Quali sono le motivazioni ideali che l’hanno spinta a impegnarsi in politica?

«Noi possiamo decidere di non occuparci di politica ma la politica si occuperà comunque di noi. Terminati gli studi a Friborgo e rientrato in Ticino la scelta è stata quella di impegnarmi per la collettività. In primo luogo nel piccolo comune nel quale vivevo: Villa Luganese. Mettere a disposizione del tempo e delle competenze per la cosa pubblica è, a mio avviso, una bella dimostrazione di attaccamento al territorio e alla comunità a cui si appartiene. A livello politico sono rimasto molto impressionato dal coraggio e dalla determinazione di una personalità svizzera che ha lottato da sola contro tutti per assicurarci un Paese indipendente e neutrale: Christoph Blocher. Oggi nessuno ha più il coraggio o la voglia di parlare di adesione all’Unione europea ma, nel 1992, la strada sembrava segnata. Mai avrei pensato un giorno di riprendere la sua carica di Vicepresidente dell’UDC Svizzera assieme alla figlia Magdalena».

Lei è Presidente della delegazione svizzera per i rapporti col Parlamento italiano. Come giudica al momento lo stato delle relazioni tra i due Paesi?

«I rapporti istituzionali con la vicina Italia sono contraddistinti da alti e bassi. Il nostro Paese ha assistito al susseguirsi a Palazzo Chigi di numerose compagini governative nell’ultimo ventennio. Alcune fra esse non sono state particolarmente tenere con la Svizzera. Ricordo le continue frecciatine dell’allora Ministro Tremonti nei nostri confronti. Oggi restano alcuni dossiers aperti sul tavolo che sembrano destinati alle calende greche, accordo sui frontalieri e accesso al mercato finanziario italiano su tutti. Un altro grande cantiere è il proseguimento a sud dell’Alptransit. Tra Parlamentari non nascondo che il clima è piuttosto cordiale ma poi, malgrado questa diplomatica ostentazione di serenità, non riusciamo a segnare punti. Da una parte è anche colpa nostra. Abbiamo negoziato con la controparte in maniera troppo accondiscendente. Zelanti e precisi, come sappiamo essere noi svizzeri, ci siamo assunti doveri ottenendo in cambio solo speranze e vane promesse. Ingenuità che oggi stiamo purtroppo ancora pagando».
-=-=-=-=-
▶ _Compiti da svolgere_
- a) Elenca tutte le persone nominate nell'intervista sulla politica e sui rapporti tra Svizzera e Italia.
- b) Prosegui l'intervista sulla politica e sui rapporti tra Svizzera e Italia a partire dall'ultima risposta riportata.
-=-=-=-=-
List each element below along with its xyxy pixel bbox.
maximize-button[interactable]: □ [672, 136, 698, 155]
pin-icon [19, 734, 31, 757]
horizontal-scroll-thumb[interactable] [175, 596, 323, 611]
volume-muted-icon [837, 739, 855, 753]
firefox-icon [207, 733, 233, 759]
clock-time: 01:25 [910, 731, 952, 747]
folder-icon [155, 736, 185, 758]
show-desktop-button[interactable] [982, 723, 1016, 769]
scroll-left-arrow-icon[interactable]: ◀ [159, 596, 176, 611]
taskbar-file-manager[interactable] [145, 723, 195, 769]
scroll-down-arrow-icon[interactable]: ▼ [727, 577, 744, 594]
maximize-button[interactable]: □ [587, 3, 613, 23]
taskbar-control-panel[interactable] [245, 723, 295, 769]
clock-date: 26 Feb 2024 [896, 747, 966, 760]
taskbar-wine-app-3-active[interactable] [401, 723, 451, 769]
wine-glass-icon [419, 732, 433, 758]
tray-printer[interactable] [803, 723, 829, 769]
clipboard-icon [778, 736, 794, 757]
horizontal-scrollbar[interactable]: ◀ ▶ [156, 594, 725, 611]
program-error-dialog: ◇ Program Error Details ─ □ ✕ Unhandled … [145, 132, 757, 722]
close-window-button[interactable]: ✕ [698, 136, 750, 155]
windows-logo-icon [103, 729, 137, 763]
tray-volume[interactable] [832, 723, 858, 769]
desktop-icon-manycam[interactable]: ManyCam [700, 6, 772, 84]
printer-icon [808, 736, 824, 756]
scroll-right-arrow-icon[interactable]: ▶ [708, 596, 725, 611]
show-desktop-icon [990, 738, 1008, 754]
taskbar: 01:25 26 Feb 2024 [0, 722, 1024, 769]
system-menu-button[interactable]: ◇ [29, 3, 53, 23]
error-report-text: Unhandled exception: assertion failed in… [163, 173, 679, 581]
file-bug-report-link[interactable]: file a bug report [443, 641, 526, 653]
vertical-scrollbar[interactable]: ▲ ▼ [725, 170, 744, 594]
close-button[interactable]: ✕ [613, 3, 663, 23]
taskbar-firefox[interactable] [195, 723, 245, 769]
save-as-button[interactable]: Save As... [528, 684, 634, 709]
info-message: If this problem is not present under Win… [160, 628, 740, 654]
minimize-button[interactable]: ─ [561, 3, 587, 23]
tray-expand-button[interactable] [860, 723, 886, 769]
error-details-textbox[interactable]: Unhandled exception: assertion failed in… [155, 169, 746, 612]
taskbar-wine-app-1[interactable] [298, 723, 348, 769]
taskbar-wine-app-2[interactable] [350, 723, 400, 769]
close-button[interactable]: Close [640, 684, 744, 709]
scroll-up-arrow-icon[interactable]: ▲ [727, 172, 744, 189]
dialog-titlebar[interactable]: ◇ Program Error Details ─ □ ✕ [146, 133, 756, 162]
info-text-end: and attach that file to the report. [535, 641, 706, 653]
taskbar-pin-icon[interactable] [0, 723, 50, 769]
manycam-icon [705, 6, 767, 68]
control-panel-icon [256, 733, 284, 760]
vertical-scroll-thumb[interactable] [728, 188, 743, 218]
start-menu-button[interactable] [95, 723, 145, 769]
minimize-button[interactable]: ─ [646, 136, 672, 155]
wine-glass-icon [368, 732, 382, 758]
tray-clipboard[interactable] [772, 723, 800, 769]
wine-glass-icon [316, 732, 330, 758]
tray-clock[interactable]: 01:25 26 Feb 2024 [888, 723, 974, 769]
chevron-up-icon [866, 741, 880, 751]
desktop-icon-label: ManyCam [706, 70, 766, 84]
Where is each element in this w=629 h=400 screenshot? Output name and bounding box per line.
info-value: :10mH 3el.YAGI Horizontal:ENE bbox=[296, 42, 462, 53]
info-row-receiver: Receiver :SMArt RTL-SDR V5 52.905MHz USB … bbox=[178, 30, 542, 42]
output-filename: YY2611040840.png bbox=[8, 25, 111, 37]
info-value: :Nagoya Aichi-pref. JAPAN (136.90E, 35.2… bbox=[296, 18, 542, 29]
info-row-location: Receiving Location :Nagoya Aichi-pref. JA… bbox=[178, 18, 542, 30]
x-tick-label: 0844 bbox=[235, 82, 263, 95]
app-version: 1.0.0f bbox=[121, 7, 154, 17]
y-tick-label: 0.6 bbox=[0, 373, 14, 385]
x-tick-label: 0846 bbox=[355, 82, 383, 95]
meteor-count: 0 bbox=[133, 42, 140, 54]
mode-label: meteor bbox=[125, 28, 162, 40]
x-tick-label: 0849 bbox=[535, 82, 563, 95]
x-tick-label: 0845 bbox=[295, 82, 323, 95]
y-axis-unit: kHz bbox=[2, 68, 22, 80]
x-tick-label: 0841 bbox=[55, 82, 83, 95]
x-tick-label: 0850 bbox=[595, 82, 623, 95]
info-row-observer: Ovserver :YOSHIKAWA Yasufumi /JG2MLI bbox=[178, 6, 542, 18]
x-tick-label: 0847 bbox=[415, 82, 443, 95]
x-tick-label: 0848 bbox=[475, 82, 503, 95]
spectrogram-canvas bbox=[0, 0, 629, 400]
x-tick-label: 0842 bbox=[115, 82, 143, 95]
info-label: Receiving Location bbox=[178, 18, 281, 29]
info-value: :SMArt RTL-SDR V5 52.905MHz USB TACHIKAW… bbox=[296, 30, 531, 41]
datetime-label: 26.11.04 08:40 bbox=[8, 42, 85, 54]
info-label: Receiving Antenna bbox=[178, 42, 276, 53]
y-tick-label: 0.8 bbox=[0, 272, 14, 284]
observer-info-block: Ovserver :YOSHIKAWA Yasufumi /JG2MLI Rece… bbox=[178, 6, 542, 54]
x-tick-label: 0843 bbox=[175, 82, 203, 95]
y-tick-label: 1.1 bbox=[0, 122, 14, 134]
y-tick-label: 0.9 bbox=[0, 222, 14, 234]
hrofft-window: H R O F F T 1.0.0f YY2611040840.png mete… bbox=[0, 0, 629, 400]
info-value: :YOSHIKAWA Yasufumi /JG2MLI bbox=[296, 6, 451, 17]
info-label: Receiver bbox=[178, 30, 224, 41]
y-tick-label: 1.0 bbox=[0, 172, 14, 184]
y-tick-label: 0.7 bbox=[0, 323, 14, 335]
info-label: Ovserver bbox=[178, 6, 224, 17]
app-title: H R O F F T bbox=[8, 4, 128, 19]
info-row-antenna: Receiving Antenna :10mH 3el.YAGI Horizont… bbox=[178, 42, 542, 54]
-=-=-=-=-
▶ _Risposte_
- a)
- Christoph Blocher
- Magdalena, figlia di Christoph Blocher
- Tremonti, allora Ministro

- b)
Negli ultimi mesi si è particolarmente occupato delle condizioni d’accesso al mercato tra la Svizzera e gli stati limitrofi in un’ottica di reciprocità. Quali sono le sue proposte in merito?

«Il Consiglio nazionale ha recentemente accettato un mio postulato che richiede la stesura di un rapporto completo e circostanziato sulle condizioni d’accesso al mercato dei paesi limitrofi da parte di ditte svizzere in un’ottica di reciprocità. È ora necessario avere una fotografia chiara dei problemi quotidiani delle nostre imprese esportatrici. Cosa che d’altronde è stata documentata anche dalla Camera di Commercio ticinese a mezzo di un suo sondaggio negli anni scorsi. Regolarmente ci vengono riferiti episodi che fanno pensare a ostacoli commerciali seminati ad arte sul percorso per disincentivare la vendita dei nostri prodotti all’estero. Mentre, al contrario, noi sappiamo bene quanto siamo ligi nell’applicare i contratti sottoscritti. Sono certo che da questa analisi si potranno evidenziare le distorsioni da correggere grazie a interventi istituzionali. Interventi che potrebbero addirittura prevedere lo stesso trattamento sul nostro territorio fino a quando le condizioni siano paritarie». 

Come potrebbero essere riassunti i contenuti e gli obbiettivi del suo impegno per l’autodeterminazione?

«Traduco il concetto di autodeterminazione con il diritto di un Paese e dei suoi cittadini ad avere l’ultima parola. Il sistema svizzero è straordinario perché garantisce, grazie alla democrazia diretta, l’espressione e l’applicazione della volontà del Popolo e dei Cantoni. L’elemento fondante e aggregante della nostra nazione è la Costituzione federale. Non posso pensare di metterla in secondo piano rispetto al diritto internazionale. Eppure è ciò che capita oggi e che capiterà anche in futuro con la sottoscrizione di un accordo istituzionale con l’Unione europea. Il colonialismo di questo contratto è determinato dal fatto che in caso di divergenza il Tribunale arbitrale chiamato a ricomporre le vertenze tra la Svizzera e l’Unione europea sarà vincolato dalle sentenze della Corte di Giustizia europea. Ciò significa che la Svizzera sarà chiamata a ubbidire e a sottomettersi a dei giudici stranieri. Pena il pagamento di indecifrabili sanzioni che in diplomazia sono gentilmente definite misure di compensazione.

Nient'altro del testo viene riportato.